Dataset rows:
----

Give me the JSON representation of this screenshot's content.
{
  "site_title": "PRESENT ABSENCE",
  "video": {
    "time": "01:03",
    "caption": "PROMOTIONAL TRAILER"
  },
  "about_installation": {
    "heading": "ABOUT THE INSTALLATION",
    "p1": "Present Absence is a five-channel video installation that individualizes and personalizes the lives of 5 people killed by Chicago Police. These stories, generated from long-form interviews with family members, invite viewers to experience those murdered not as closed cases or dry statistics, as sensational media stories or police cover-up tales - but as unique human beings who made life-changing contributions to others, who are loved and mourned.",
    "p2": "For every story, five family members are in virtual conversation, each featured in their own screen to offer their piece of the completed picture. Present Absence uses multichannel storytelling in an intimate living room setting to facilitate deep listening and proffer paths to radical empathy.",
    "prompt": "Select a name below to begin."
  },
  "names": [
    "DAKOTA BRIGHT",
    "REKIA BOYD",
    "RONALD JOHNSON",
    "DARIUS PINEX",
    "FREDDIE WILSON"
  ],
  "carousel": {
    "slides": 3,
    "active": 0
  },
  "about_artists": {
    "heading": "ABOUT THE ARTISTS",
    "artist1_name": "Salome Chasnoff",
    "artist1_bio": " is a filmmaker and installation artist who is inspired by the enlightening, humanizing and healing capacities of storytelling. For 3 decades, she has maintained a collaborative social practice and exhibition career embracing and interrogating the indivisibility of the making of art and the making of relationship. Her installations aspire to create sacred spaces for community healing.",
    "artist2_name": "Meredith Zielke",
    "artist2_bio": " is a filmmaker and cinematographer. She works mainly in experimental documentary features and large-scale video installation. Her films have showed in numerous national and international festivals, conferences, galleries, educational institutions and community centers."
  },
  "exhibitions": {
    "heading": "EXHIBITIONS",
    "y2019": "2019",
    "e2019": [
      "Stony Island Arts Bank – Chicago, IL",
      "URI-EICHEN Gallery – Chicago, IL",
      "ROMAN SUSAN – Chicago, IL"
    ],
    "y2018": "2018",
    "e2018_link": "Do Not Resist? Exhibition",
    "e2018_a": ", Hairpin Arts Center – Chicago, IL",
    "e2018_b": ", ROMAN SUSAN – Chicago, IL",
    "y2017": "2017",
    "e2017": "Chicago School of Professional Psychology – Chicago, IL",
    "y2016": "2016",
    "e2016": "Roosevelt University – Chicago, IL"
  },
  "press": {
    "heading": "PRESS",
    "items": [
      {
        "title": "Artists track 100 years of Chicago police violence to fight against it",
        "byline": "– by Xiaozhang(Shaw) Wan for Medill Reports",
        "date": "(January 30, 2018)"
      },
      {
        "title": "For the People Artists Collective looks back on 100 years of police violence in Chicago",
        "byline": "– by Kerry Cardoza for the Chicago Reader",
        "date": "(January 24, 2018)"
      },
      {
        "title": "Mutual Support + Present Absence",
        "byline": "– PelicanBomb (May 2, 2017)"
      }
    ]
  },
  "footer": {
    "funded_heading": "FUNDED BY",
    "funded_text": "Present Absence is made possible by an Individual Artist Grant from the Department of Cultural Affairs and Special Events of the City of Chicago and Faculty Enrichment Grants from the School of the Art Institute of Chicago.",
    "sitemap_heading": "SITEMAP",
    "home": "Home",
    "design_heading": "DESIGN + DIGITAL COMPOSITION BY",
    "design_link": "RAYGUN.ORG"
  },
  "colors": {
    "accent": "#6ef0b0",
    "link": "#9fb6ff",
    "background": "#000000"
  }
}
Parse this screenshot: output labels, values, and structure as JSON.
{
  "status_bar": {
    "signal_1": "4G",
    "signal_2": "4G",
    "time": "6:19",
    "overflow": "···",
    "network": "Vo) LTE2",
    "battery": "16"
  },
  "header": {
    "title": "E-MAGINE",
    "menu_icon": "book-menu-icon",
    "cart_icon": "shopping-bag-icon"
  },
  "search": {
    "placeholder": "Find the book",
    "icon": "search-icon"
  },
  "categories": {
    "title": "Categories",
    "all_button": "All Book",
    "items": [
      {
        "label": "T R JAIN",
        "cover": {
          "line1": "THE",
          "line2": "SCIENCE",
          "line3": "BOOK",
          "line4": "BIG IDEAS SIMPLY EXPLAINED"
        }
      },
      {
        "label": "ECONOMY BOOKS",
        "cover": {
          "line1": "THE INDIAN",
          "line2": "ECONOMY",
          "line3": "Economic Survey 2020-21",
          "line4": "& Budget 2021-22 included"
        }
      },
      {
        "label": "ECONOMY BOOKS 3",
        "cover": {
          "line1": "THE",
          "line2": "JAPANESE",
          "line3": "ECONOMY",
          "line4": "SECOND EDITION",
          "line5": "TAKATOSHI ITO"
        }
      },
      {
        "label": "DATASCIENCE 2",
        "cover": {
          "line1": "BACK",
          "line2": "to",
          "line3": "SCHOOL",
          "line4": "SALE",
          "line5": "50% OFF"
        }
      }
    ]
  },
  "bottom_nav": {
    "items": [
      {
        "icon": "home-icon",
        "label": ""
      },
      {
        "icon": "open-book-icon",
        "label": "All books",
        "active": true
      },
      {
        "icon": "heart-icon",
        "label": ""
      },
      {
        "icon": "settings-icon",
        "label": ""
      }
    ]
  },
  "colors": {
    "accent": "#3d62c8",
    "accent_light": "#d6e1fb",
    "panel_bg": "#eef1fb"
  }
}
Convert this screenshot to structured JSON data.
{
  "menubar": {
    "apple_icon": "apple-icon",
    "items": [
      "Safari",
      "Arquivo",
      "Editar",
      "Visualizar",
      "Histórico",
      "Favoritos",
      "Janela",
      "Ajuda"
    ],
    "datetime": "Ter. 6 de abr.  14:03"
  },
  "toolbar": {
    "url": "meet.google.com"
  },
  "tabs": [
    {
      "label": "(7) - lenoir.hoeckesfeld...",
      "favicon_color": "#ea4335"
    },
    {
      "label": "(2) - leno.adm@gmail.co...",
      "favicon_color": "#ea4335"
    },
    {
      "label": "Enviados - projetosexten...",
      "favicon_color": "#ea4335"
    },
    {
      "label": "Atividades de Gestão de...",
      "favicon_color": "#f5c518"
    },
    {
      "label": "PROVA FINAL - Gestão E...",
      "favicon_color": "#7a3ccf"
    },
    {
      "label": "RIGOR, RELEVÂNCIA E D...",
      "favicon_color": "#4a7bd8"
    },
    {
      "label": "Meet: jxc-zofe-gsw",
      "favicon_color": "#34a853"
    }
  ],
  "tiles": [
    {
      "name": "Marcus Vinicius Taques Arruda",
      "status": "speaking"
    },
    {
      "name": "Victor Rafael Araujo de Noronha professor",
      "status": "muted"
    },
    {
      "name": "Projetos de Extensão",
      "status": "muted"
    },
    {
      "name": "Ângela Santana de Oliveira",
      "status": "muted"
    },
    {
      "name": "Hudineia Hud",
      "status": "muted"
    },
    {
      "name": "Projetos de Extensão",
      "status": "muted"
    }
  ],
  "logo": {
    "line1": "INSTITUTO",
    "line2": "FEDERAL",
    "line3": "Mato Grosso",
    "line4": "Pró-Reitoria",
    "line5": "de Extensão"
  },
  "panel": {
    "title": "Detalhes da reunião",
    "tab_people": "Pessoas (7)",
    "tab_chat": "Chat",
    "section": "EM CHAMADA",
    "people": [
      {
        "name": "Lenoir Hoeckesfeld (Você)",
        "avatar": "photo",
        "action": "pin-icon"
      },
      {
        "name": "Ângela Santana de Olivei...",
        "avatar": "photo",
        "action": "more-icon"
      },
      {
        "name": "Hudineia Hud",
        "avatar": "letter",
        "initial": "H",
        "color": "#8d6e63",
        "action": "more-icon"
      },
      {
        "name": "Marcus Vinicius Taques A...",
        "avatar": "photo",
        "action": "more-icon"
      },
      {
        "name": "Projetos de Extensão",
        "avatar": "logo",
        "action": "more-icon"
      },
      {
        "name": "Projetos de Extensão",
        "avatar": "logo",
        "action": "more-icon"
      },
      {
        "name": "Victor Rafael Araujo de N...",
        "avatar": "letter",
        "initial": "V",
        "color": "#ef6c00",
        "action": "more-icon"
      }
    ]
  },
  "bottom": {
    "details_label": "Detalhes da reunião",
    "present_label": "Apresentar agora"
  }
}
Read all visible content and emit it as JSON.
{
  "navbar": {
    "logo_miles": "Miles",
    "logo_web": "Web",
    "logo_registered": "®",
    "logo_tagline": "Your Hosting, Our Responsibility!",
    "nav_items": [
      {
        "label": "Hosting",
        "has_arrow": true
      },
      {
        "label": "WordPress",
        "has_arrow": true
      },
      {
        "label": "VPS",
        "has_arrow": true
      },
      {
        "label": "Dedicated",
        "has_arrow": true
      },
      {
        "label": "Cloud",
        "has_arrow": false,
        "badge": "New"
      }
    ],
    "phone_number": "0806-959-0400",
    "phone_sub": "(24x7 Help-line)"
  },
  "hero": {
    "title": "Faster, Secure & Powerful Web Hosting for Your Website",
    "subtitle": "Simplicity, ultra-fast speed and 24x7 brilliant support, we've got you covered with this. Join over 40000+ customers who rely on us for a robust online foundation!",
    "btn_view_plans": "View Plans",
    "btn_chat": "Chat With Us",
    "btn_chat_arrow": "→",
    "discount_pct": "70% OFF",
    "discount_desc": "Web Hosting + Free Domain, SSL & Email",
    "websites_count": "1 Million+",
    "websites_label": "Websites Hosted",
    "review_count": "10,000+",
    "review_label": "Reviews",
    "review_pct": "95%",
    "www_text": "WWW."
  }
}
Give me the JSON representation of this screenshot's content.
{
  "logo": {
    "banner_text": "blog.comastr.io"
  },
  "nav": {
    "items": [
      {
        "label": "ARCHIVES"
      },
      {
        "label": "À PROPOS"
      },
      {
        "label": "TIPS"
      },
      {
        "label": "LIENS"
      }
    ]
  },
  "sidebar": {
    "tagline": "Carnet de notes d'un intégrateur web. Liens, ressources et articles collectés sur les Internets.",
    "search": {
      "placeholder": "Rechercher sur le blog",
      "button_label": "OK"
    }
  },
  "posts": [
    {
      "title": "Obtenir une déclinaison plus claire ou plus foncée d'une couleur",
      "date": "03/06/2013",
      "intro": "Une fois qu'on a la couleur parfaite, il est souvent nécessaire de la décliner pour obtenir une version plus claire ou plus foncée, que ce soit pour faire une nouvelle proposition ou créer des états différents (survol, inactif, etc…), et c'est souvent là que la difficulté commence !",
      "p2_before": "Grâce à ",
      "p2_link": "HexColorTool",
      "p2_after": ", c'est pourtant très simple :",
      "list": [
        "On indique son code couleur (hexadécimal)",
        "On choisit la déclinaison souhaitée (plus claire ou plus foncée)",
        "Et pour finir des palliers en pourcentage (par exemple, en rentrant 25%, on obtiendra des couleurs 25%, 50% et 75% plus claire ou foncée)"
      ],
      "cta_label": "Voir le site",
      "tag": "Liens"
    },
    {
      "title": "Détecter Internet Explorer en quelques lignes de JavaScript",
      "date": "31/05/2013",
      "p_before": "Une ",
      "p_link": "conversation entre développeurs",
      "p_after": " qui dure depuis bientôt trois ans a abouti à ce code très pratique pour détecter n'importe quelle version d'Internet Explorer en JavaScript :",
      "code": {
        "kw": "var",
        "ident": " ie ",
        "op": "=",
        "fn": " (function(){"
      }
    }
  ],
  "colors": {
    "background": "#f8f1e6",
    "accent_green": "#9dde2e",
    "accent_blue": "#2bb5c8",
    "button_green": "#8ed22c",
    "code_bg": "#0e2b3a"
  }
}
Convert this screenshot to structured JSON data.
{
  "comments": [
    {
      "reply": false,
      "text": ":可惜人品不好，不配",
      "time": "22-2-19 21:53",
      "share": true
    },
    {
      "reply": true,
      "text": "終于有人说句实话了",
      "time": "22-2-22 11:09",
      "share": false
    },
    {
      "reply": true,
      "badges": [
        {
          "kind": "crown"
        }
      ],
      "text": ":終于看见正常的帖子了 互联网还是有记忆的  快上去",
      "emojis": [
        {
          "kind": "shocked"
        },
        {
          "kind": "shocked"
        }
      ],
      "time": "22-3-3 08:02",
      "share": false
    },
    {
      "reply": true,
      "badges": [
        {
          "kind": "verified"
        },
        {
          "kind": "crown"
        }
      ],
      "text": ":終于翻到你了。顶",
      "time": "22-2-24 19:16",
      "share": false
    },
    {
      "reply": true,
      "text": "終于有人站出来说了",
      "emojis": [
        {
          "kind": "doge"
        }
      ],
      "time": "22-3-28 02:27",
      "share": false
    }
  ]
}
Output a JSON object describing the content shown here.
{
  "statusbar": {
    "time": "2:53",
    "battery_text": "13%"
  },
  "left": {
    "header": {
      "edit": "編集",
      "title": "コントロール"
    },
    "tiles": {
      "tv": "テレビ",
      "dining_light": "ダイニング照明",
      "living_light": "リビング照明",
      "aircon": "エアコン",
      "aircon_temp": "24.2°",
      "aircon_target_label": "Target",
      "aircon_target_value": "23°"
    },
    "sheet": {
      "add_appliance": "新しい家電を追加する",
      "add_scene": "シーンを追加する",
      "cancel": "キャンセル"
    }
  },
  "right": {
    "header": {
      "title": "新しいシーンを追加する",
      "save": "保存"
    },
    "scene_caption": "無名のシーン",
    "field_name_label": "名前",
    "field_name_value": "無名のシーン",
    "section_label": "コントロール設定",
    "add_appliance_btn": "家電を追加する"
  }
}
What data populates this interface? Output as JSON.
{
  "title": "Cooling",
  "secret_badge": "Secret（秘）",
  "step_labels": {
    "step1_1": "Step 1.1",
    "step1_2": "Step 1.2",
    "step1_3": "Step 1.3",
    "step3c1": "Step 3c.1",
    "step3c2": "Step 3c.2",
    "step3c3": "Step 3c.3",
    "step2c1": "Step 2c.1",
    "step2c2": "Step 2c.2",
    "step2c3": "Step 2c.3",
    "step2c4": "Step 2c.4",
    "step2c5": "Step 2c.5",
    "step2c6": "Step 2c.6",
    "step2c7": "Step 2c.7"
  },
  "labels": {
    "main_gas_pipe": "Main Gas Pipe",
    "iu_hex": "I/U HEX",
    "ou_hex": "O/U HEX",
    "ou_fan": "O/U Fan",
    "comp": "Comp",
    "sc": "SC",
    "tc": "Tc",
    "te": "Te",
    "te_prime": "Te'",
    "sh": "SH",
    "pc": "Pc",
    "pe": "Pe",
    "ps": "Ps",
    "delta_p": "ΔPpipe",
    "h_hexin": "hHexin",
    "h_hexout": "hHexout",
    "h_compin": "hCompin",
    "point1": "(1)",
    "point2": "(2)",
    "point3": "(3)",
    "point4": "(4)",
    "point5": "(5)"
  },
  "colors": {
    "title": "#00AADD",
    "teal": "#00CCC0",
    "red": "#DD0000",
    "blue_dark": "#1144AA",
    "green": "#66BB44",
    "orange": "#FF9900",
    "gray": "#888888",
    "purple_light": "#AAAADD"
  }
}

----

Task goal: Where a line of the entries contains the word "byline", copy that line.

Answer for the task:
        "byline": "– by Xiaozhang(Shaw) Wan for Medill Reports",
        "byline": "– by Kerry Cardoza for the Chicago Reader",
        "byline": "– PelicanBomb (May 2, 2017)"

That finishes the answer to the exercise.